* [TO BE DONE]
Look through the records that follow. Copy every line containing the word "الشافعي".
Begin DATA
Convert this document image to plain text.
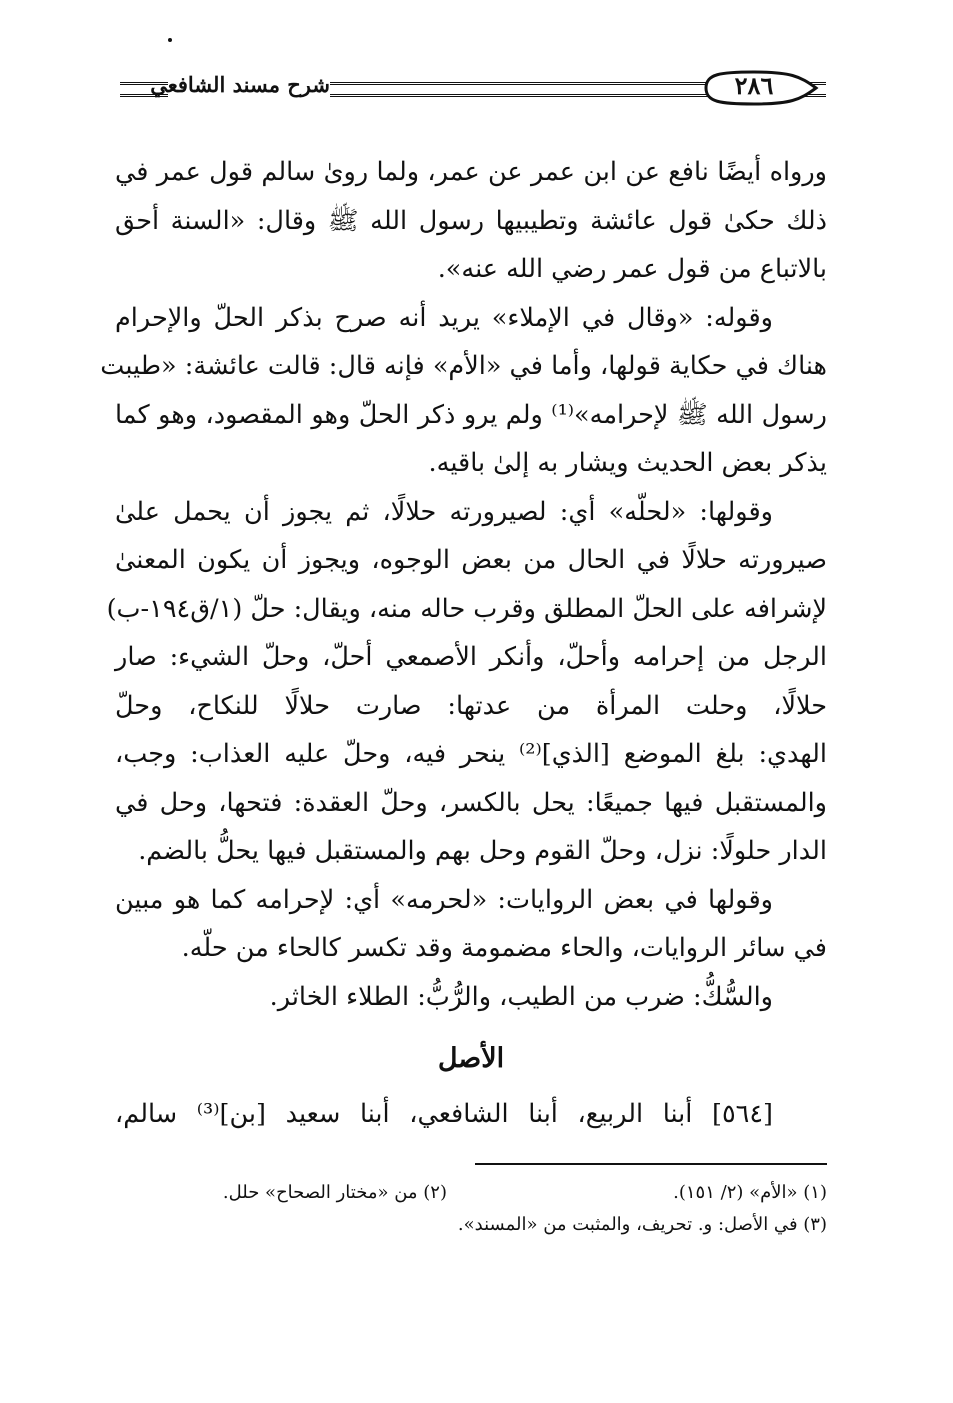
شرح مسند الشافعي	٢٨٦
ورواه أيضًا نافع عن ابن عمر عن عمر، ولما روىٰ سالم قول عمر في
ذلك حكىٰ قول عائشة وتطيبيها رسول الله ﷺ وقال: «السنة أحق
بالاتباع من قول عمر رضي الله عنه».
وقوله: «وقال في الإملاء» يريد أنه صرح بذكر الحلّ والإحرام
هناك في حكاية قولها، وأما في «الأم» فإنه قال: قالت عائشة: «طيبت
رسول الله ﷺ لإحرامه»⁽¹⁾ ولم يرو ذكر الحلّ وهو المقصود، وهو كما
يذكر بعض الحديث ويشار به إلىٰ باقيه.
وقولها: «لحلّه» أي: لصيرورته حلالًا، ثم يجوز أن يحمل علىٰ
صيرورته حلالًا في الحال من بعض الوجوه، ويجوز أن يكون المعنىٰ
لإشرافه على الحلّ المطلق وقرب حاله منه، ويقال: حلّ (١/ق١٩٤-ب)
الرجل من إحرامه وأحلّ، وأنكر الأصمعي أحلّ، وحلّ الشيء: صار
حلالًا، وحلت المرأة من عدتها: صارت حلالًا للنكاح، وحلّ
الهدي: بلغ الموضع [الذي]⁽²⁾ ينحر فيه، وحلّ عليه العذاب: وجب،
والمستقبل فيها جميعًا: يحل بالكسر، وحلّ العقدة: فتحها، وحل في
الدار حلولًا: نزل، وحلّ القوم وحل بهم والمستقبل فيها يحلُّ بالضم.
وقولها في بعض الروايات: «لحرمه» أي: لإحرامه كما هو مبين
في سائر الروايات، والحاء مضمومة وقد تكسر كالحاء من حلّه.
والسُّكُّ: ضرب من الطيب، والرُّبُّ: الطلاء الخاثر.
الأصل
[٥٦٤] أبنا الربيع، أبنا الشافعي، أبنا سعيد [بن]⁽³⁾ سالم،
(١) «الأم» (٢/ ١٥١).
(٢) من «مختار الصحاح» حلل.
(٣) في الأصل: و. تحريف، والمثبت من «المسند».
End DATA
Begin DATA
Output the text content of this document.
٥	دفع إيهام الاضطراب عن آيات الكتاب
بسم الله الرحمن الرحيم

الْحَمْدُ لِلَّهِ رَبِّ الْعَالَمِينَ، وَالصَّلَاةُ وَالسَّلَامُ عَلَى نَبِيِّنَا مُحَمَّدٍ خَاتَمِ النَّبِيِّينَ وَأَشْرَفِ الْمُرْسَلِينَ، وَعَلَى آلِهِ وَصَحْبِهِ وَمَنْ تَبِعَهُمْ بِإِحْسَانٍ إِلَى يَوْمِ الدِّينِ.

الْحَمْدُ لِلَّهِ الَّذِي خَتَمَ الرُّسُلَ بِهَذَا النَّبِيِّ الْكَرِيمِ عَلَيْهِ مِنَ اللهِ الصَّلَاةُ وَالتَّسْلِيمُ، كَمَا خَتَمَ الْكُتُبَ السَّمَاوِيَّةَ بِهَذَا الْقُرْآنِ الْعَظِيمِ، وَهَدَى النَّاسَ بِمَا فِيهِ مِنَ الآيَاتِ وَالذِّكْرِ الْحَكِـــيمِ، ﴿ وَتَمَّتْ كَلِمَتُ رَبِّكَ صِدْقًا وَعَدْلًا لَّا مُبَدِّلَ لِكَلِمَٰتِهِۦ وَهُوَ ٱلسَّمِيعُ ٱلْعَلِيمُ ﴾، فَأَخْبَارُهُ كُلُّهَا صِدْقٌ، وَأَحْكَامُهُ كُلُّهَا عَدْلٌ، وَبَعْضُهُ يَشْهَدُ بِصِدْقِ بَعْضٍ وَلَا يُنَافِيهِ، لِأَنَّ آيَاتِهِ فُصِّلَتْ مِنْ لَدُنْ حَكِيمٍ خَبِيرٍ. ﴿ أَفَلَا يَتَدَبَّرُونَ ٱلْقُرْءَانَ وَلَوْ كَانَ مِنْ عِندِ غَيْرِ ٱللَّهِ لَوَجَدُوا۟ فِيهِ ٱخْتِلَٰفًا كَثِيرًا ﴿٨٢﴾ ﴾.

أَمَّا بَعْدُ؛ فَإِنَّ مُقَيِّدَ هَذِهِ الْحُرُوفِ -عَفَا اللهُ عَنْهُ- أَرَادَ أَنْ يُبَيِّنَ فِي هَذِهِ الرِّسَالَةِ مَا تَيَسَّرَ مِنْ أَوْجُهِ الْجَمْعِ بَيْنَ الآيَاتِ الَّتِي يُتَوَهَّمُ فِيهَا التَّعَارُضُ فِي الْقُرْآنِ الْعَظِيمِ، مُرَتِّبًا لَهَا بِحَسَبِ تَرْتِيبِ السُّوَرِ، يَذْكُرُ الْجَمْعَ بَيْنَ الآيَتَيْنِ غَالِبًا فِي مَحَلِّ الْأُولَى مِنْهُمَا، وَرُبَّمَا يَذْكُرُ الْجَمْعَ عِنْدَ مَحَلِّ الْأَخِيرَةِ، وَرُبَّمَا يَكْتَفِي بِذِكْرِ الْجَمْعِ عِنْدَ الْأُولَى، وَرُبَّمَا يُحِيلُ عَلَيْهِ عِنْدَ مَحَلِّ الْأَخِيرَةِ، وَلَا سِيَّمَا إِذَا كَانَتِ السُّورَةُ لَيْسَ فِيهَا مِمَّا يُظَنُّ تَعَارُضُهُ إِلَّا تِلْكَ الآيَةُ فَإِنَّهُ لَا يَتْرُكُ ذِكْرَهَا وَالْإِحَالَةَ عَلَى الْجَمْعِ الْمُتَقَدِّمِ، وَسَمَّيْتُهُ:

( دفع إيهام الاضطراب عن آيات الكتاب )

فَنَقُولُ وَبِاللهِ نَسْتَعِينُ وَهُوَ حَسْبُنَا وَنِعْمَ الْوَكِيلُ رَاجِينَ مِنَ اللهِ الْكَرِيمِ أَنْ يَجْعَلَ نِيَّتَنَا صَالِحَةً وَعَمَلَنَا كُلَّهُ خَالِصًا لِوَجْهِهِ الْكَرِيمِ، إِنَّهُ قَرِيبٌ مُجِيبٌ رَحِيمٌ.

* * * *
End DATA
* [EXERCISE RESULT]
شرح مسند الشافعي	٢٨٦
[٥٦٤] أبنا الربيع، أبنا الشافعي، أبنا سعيد [بن]⁽³⁾ سالم،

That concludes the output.